• _AIM_:
Below is a listing; reproduce each line of it exactly.

(Collected data entries)
········

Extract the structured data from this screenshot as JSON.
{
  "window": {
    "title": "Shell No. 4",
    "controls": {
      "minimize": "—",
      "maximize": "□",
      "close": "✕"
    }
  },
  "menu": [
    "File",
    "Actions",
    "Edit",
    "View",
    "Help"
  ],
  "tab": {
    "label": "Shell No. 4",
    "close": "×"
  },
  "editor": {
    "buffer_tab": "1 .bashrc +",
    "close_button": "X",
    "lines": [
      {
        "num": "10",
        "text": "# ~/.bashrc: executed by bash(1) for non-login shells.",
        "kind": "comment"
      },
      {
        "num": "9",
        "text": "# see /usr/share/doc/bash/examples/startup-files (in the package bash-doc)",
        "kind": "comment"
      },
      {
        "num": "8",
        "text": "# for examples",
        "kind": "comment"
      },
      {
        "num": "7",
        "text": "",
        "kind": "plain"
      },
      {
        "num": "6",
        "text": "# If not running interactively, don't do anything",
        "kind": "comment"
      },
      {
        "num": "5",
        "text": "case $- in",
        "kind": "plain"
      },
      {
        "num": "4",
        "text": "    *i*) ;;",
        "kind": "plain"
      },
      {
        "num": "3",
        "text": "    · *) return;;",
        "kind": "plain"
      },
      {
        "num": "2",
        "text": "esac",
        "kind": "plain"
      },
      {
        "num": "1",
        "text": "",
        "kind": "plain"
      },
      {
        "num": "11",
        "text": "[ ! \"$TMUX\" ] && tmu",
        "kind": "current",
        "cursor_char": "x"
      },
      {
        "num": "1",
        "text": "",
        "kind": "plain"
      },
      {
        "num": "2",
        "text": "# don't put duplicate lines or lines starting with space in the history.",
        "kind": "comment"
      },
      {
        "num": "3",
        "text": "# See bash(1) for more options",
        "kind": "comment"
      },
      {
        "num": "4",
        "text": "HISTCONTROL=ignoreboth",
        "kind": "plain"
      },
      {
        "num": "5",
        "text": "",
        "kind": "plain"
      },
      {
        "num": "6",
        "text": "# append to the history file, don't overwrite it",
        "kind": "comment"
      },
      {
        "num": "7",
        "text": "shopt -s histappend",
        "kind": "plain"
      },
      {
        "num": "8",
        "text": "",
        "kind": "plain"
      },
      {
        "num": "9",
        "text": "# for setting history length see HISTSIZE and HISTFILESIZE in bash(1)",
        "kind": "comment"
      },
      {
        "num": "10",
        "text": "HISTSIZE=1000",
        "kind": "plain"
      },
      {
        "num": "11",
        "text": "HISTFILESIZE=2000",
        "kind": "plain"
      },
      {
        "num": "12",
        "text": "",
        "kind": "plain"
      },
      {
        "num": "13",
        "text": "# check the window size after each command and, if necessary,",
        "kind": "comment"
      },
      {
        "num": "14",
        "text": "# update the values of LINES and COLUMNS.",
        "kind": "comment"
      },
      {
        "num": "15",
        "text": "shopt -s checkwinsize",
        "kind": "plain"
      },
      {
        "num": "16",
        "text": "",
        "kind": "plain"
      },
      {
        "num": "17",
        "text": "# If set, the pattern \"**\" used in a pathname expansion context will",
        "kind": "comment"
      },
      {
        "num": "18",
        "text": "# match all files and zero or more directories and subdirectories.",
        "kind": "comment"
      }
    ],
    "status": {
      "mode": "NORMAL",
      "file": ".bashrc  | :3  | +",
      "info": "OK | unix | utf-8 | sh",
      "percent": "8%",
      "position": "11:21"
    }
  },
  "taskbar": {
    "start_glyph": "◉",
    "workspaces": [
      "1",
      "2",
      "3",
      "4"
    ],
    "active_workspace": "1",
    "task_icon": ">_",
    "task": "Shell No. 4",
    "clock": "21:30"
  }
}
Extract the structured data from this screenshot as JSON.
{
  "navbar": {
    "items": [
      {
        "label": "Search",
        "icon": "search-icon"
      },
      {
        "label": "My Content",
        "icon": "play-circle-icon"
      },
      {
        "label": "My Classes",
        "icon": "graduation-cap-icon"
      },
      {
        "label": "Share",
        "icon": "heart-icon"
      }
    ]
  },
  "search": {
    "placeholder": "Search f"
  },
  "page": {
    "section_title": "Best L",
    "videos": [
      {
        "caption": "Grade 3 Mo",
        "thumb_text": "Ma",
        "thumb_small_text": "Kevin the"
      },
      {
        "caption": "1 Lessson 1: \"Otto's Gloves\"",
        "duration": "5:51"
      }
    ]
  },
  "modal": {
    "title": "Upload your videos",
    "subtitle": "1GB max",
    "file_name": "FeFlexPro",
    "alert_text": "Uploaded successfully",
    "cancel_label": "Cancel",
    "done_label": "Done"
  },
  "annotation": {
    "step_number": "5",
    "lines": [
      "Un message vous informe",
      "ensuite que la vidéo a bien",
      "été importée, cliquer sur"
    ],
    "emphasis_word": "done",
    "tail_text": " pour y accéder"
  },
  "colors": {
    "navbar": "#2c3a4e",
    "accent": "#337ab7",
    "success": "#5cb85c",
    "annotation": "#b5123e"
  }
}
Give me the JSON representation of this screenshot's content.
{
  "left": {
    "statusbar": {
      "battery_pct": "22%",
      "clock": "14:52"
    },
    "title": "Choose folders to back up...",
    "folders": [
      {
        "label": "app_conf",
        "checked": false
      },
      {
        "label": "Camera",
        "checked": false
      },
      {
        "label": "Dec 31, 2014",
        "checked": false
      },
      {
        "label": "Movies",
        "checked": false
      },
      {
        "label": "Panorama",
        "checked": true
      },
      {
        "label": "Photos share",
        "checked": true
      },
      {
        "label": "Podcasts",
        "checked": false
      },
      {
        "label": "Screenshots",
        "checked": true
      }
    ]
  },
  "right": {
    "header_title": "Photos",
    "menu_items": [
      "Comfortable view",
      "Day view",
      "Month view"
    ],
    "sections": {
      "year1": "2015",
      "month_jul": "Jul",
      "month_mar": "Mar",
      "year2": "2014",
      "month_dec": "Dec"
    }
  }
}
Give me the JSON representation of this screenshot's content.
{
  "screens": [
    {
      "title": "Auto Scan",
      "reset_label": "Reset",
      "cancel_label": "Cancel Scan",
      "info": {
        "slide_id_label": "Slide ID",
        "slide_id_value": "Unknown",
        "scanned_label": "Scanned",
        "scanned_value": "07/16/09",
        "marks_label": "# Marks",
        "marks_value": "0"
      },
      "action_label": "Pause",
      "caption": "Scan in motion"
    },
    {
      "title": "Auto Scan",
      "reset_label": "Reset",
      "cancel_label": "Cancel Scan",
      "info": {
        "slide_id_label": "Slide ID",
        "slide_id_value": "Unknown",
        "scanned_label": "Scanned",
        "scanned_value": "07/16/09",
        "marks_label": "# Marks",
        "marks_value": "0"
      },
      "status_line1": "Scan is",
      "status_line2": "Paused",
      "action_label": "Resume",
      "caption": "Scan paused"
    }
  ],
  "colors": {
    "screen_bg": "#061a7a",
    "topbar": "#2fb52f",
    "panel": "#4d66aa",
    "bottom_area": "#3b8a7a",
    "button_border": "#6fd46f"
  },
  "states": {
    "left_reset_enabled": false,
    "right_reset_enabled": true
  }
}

········

• _FINAL RESULT_:
Extract the structured data from this screenshot as JSON.
{
  "window": {
    "title": "Shell No. 4",
    "controls": {
      "minimize": "—",
      "maximize": "□",
      "close": "✕"
    }
  },
  "menu": [
    "File",
    "Actions",
    "Edit",
    "View",
    "Help"
  ],
  "tab": {
    "label": "Shell No. 4",
    "close": "×"
  },
  "editor": {
    "buffer_tab": "1 .bashrc +",
    "close_button": "X",
    "lines": [
      {
        "num": "10",
        "text": "# ~/.bashrc: executed by bash(1) for non-login shells.",
        "kind": "comment"
      },
      {
        "num": "9",
        "text": "# see /usr/share/doc/bash/examples/startup-files (in the package bash-doc)",
        "kind": "comment"
      },
      {
        "num": "8",
        "text": "# for examples",
        "kind": "comment"
      },
      {
        "num": "7",
        "text": "",
        "kind": "plain"
      },
      {
        "num": "6",
        "text": "# If not running interactively, don't do anything",
        "kind": "comment"
      },
      {
        "num": "5",
        "text": "case $- in",
        "kind": "plain"
      },
      {
        "num": "4",
        "text": "    *i*) ;;",
        "kind": "plain"
      },
      {
        "num": "3",
        "text": "    · *) return;;",
        "kind": "plain"
      },
      {
        "num": "2",
        "text": "esac",
        "kind": "plain"
      },
      {
        "num": "1",
        "text": "",
        "kind": "plain"
      },
      {
        "num": "11",
        "text": "[ ! \"$TMUX\" ] && tmu",
        "kind": "current",
        "cursor_char": "x"
      },
      {
        "num": "1",
        "text": "",
        "kind": "plain"
      },
      {
        "num": "2",
        "text": "# don't put duplicate lines or lines starting with space in the history.",
        "kind": "comment"
      },
      {
        "num": "3",
        "text": "# See bash(1) for more options",
        "kind": "comment"
      },
      {
        "num": "4",
        "text": "HISTCONTROL=ignoreboth",
        "kind": "plain"
      },
      {
        "num": "5",
        "text": "",
        "kind": "plain"
      },
      {
        "num": "6",
        "text": "# append to the history file, don't overwrite it",
        "kind": "comment"
      },
      {
        "num": "7",
        "text": "shopt -s histappend",
        "kind": "plain"
      },
      {
        "num": "8",
        "text": "",
        "kind": "plain"
      },
      {
        "num": "9",
        "text": "# for setting history length see HISTSIZE and HISTFILESIZE in bash(1)",
        "kind": "comment"
      },
      {
        "num": "10",
        "text": "HISTSIZE=1000",
        "kind": "plain"
      },
      {
        "num": "11",
        "text": "HISTFILESIZE=2000",
        "kind": "plain"
      },
      {
        "num": "12",
        "text": "",
        "kind": "plain"
      },
      {
        "num": "13",
        "text": "# check the window size after each command and, if necessary,",
        "kind": "comment"
      },
      {
        "num": "14",
        "text": "# update the values of LINES and COLUMNS.",
        "kind": "comment"
      },
      {
        "num": "15",
        "text": "shopt -s checkwinsize",
        "kind": "plain"
      },
      {
        "num": "16",
        "text": "",
        "kind": "plain"
      },
      {
        "num": "17",
        "text": "# If set, the pattern \"**\" used in a pathname expansion context will",
        "kind": "comment"
      },
      {
        "num": "18",
        "text": "# match all files and zero or more directories and subdirectories.",
        "kind": "comment"
      }
    ],
    "status": {
      "mode": "NORMAL",
      "file": ".bashrc  | :3  | +",
      "info": "OK | unix | utf-8 | sh",
      "percent": "8%",
      "position": "11:21"
    }
  },
  "taskbar": {
    "start_glyph": "◉",
    "workspaces": [
      "1",
      "2",
      "3",
      "4"
    ],
    "active_workspace": "1",
    "task_icon": ">_",
    "task": "Shell No. 4",
    "clock": "21:30"
  }
}
Extract the structured data from this screenshot as JSON.
{
  "navbar": {
    "items": [
      {
        "label": "Search",
        "icon": "search-icon"
      },
      {
        "label": "My Content",
        "icon": "play-circle-icon"
      },
      {
        "label": "My Classes",
        "icon": "graduation-cap-icon"
      },
      {
        "label": "Share",
        "icon": "heart-icon"
      }
    ]
  },
  "search": {
    "placeholder": "Search f"
  },
  "page": {
    "section_title": "Best L",
    "videos": [
      {
        "caption": "Grade 3 Mo",
        "thumb_text": "Ma",
        "thumb_small_text": "Kevin the"
      },
      {
        "caption": "1 Lessson 1: \"Otto's Gloves\"",
        "duration": "5:51"
      }
    ]
  },
  "modal": {
    "title": "Upload your videos",
    "subtitle": "1GB max",
    "file_name": "FeFlexPro",
    "alert_text": "Uploaded successfully",
    "cancel_label": "Cancel",
    "done_label": "Done"
  },
  "annotation": {
    "step_number": "5",
    "lines": [
      "Un message vous informe",
      "ensuite que la vidéo a bien",
      "été importée, cliquer sur"
    ],
    "emphasis_word": "done",
    "tail_text": " pour y accéder"
  },
  "colors": {
    "navbar": "#2c3a4e",
    "accent": "#337ab7",
    "success": "#5cb85c",
    "annotation": "#b5123e"
  }
}
Give me the JSON representation of this screenshot's content.
{
  "left": {
    "statusbar": {
      "battery_pct": "22%",
      "clock": "14:52"
    },
    "title": "Choose folders to back up...",
    "folders": [
      {
        "label": "app_conf",
        "checked": false
      },
      {
        "label": "Camera",
        "checked": false
      },
      {
        "label": "Dec 31, 2014",
        "checked": false
      },
      {
        "label": "Movies",
        "checked": false
      },
      {
        "label": "Panorama",
        "checked": true
      },
      {
        "label": "Photos share",
        "checked": true
      },
      {
        "label": "Podcasts",
        "checked": false
      },
      {
        "label": "Screenshots",
        "checked": true
      }
    ]
  },
  "right": {
    "header_title": "Photos",
    "menu_items": [
      "Comfortable view",
      "Day view",
      "Month view"
    ],
    "sections": {
      "year1": "2015",
      "month_jul": "Jul",
      "month_mar": "Mar",
      "year2": "2014",
      "month_dec": "Dec"
    }
  }
}
Give me the JSON representation of this screenshot's content.
{
  "screens": [
    {
      "title": "Auto Scan",
      "reset_label": "Reset",
      "cancel_label": "Cancel Scan",
      "info": {
        "slide_id_label": "Slide ID",
        "slide_id_value": "Unknown",
        "scanned_label": "Scanned",
        "scanned_value": "07/16/09",
        "marks_label": "# Marks",
        "marks_value": "0"
      },
      "action_label": "Pause",
      "caption": "Scan in motion"
    },
    {
      "title": "Auto Scan",
      "reset_label": "Reset",
      "cancel_label": "Cancel Scan",
      "info": {
        "slide_id_label": "Slide ID",
        "slide_id_value": "Unknown",
        "scanned_label": "Scanned",
        "scanned_value": "07/16/09",
        "marks_label": "# Marks",
        "marks_value": "0"
      },
      "status_line1": "Scan is",
      "status_line2": "Paused",
      "action_label": "Resume",
      "caption": "Scan paused"
    }
  ],
  "colors": {
    "screen_bg": "#061a7a",
    "topbar": "#2fb52f",
    "panel": "#4d66aa",
    "bottom_area": "#3b8a7a",
    "button_border": "#6fd46f"
  },
  "states": {
    "left_reset_enabled": false,
    "right_reset_enabled": true
  }
}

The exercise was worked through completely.